[Transcribed document page entries]
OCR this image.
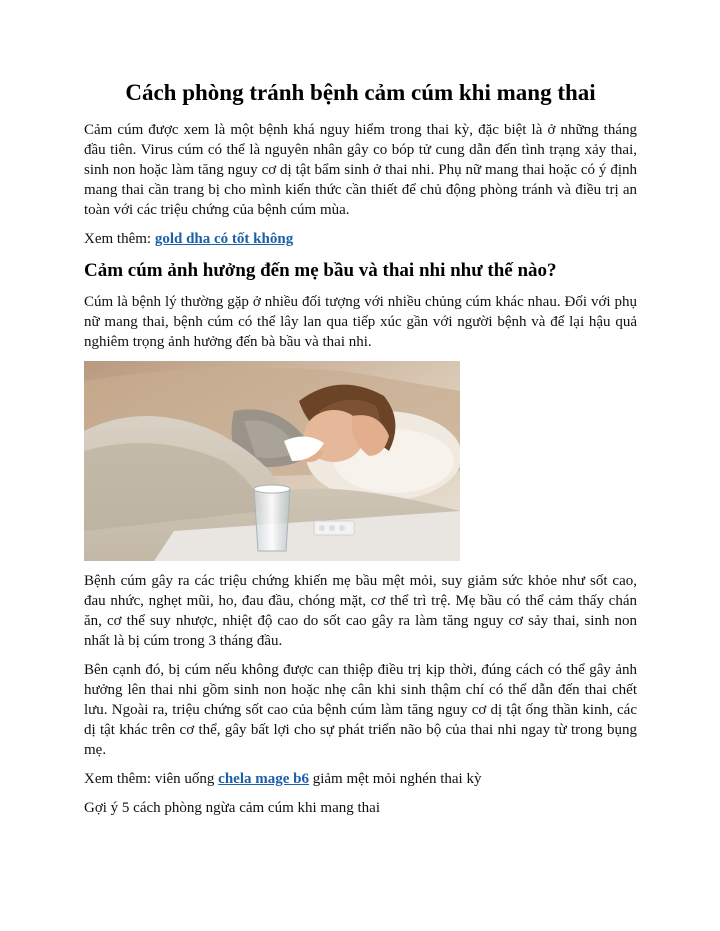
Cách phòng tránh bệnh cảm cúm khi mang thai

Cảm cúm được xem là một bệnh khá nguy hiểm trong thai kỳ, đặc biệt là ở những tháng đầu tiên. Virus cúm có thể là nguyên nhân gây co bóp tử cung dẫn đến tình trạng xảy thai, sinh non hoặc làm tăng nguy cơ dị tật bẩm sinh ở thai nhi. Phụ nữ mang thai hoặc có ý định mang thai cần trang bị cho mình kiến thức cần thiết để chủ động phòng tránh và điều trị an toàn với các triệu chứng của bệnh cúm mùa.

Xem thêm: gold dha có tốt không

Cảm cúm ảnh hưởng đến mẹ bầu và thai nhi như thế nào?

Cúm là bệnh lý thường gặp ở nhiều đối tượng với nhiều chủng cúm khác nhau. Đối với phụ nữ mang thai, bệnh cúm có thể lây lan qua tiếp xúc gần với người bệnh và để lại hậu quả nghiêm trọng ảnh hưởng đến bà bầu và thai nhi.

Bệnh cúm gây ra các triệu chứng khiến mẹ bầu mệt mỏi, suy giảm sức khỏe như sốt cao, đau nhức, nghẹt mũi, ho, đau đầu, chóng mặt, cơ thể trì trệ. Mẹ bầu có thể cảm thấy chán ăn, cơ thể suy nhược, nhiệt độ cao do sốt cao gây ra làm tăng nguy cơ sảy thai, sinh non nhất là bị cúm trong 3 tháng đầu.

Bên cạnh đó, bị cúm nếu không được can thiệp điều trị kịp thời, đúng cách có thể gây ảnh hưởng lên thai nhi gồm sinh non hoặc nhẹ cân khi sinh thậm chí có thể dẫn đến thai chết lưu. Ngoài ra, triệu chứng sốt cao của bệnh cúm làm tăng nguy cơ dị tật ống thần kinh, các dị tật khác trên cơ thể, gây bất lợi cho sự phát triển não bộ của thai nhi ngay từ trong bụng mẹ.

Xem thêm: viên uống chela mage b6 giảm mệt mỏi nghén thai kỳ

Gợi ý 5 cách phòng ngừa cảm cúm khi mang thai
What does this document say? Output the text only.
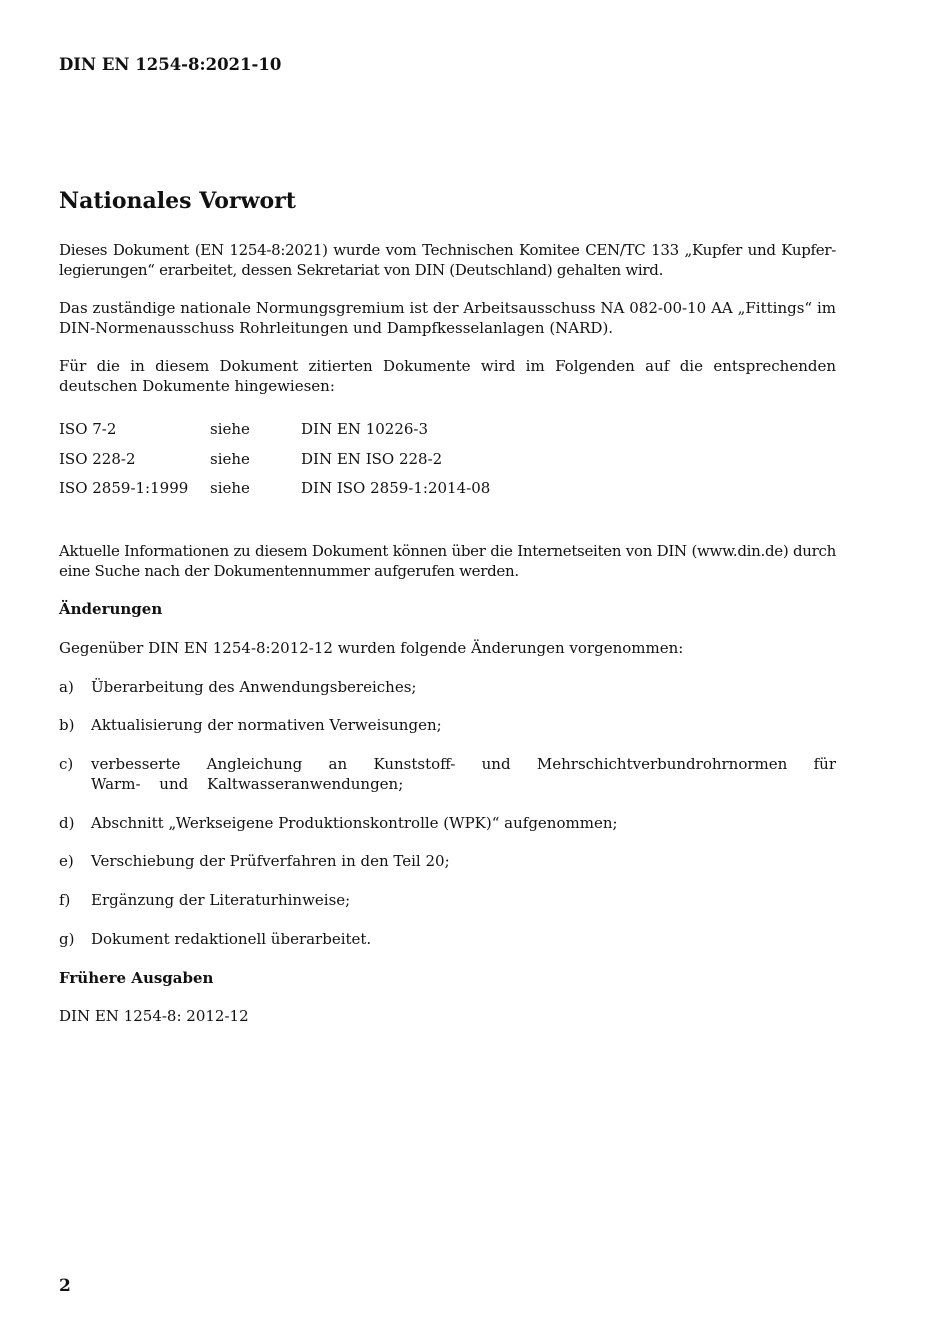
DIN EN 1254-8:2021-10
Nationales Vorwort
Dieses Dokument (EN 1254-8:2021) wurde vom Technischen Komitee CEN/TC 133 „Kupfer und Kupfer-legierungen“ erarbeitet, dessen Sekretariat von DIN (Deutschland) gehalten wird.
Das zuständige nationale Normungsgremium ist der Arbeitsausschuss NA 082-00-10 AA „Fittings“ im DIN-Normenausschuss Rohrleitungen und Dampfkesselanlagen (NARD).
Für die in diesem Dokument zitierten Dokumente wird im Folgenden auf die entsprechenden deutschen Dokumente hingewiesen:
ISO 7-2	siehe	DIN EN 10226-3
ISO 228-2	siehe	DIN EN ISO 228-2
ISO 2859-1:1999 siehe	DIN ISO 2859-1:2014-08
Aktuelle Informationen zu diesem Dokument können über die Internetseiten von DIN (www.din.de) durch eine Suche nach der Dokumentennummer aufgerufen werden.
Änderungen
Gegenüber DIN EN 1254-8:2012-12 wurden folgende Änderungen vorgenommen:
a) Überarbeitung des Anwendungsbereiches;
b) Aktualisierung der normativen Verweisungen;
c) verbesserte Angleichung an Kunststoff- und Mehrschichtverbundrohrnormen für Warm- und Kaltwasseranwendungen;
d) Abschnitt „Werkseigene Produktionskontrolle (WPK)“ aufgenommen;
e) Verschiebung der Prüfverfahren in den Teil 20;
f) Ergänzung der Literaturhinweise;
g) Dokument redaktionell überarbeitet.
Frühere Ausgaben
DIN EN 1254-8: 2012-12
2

---

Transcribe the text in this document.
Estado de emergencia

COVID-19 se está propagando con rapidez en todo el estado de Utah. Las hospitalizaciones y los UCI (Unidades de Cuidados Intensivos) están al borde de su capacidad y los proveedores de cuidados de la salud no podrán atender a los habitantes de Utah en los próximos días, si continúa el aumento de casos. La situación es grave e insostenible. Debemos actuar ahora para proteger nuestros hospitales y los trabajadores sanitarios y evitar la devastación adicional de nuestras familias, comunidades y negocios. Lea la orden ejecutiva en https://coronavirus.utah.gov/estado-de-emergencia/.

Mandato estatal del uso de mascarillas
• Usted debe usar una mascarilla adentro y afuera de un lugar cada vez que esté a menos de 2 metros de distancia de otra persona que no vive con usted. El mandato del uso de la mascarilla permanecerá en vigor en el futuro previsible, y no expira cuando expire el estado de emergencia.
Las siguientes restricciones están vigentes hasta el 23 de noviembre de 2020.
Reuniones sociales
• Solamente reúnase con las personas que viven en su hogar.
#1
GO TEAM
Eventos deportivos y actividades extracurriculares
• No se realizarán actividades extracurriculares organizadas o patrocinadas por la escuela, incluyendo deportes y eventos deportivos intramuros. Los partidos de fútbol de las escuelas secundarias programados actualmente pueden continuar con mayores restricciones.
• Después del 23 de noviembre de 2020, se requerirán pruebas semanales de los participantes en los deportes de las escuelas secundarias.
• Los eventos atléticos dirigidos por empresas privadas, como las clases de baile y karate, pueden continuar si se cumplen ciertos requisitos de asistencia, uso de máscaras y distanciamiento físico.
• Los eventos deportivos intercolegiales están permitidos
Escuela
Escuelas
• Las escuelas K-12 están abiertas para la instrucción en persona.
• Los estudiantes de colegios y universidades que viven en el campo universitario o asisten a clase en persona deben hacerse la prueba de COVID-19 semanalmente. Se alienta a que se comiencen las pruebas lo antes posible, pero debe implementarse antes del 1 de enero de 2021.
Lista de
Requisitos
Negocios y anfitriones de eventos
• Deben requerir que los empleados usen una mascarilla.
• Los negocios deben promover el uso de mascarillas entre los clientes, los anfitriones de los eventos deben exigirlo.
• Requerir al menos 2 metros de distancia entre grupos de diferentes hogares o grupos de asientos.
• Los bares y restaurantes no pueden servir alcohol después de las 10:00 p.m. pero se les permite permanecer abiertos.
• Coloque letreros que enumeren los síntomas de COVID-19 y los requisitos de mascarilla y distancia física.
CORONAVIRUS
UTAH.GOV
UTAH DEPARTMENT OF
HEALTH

• EXERCISE BRIEF:
Within the data above, how many lines include "anfitriones"? The number alone is the answer.

• PROBLEM SOLUTION:
2